**Exercise requirements**
Look through the material below. Copy every line with the string "JSON" in it.

-- Input material start --

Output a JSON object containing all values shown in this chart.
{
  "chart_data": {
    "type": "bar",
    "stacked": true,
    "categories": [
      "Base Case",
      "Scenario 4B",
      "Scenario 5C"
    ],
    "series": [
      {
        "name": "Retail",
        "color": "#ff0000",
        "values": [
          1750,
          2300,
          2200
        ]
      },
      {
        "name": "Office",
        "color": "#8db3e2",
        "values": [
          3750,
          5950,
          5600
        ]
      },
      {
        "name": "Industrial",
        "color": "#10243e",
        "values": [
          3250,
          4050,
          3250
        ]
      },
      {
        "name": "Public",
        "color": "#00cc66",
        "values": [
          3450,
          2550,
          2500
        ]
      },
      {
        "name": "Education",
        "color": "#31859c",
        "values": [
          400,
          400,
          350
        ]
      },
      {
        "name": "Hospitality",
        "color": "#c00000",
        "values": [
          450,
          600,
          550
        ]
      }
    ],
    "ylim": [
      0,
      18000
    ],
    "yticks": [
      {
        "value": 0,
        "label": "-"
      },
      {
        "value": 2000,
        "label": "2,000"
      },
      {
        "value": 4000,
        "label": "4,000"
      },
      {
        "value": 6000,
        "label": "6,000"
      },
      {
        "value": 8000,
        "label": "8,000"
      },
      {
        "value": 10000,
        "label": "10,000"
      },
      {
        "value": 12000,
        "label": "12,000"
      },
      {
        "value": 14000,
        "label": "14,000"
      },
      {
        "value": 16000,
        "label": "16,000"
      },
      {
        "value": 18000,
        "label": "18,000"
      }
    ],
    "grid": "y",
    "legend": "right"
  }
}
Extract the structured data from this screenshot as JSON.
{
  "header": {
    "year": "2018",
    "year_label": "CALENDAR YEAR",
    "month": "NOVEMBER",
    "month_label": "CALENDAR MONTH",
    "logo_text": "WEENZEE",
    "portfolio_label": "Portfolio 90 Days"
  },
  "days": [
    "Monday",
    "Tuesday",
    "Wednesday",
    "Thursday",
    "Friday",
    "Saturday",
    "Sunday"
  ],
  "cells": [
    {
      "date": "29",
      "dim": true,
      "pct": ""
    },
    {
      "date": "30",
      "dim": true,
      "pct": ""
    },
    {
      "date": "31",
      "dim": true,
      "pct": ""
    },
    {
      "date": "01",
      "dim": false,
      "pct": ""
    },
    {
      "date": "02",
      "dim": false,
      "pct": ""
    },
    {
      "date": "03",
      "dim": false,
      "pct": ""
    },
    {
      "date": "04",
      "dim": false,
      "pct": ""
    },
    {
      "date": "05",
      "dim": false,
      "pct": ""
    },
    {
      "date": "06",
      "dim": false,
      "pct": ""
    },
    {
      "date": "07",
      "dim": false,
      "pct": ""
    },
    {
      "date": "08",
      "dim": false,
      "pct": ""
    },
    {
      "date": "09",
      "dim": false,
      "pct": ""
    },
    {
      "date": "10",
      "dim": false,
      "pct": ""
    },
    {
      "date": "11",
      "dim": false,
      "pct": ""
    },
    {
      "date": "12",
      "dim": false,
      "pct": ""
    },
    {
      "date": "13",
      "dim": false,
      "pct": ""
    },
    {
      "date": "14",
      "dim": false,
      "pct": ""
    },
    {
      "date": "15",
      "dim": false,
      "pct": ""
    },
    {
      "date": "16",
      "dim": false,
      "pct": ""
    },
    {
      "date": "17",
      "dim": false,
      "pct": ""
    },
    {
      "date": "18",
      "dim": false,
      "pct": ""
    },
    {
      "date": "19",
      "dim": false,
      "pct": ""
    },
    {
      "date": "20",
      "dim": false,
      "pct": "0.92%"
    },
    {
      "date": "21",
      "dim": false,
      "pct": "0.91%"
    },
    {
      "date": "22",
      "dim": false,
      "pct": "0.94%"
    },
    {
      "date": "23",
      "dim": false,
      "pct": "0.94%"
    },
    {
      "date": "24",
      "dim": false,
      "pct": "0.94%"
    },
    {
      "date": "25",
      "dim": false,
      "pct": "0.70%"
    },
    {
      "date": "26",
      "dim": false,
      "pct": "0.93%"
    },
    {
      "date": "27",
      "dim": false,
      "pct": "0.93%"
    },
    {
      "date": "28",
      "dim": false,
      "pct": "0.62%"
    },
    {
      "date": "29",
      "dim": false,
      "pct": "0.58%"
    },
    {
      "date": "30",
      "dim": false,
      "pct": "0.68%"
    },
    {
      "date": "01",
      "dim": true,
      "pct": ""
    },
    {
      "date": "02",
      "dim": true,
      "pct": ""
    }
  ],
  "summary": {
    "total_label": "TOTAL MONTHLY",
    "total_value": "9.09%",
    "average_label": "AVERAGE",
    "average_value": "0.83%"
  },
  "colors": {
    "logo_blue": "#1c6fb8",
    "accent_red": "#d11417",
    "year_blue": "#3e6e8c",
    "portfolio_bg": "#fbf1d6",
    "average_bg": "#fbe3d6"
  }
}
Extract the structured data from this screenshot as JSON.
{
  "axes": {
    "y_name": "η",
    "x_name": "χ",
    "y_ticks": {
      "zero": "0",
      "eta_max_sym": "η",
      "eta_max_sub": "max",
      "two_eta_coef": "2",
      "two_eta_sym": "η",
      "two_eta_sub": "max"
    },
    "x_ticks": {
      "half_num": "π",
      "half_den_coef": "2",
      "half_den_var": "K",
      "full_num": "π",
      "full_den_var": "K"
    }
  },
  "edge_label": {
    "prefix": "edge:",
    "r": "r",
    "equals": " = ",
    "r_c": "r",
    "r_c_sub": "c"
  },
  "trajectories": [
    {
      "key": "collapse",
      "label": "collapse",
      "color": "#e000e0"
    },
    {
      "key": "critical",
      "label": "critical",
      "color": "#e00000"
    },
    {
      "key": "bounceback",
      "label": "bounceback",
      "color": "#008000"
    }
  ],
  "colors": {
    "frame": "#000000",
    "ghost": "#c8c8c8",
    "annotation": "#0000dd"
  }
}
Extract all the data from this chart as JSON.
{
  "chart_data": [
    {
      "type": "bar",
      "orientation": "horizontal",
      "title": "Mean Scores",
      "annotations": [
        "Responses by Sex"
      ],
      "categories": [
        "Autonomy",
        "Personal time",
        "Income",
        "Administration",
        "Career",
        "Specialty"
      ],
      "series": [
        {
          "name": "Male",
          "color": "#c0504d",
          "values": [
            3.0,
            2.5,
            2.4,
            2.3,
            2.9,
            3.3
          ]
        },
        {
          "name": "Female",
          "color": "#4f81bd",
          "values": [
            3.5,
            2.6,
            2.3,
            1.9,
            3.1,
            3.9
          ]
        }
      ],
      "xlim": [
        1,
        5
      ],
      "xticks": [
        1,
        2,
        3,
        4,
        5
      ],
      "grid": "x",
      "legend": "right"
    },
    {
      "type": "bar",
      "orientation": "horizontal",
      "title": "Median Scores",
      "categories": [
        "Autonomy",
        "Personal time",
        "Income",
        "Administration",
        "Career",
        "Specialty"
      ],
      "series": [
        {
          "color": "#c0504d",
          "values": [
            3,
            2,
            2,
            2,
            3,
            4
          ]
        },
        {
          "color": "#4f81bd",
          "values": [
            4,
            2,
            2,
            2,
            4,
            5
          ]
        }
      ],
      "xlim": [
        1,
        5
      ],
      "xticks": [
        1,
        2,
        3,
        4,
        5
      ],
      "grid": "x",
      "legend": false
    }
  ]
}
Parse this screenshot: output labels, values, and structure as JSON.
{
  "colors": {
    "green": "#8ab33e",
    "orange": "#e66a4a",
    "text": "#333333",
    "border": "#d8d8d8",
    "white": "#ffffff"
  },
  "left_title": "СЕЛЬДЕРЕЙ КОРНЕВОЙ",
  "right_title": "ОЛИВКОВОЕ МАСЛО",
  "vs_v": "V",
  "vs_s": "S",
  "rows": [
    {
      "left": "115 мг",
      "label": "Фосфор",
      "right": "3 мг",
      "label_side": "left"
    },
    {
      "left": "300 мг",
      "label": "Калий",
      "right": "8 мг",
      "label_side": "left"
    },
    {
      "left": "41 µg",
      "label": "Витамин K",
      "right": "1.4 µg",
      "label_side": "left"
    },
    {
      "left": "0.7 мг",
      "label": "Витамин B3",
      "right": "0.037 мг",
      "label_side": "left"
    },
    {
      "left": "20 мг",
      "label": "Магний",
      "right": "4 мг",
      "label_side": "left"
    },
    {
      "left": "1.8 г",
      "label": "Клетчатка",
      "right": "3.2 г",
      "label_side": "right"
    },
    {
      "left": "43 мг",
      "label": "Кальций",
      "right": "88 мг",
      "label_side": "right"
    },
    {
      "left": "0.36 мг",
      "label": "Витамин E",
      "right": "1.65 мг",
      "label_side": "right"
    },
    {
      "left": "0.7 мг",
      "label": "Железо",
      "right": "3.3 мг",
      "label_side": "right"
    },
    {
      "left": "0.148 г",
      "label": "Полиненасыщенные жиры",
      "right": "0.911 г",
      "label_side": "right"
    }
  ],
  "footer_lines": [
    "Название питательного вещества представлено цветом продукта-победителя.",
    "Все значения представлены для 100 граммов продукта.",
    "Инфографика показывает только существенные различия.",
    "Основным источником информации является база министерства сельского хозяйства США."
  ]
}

-- Input material end --

**Full solution**
Output a JSON object containing all values shown in this chart.
Extract the structured data from this screenshot as JSON.
Extract the structured data from this screenshot as JSON.
Extract all the data from this chart as JSON.
Parse this screenshot: output labels, values, and structure as JSON.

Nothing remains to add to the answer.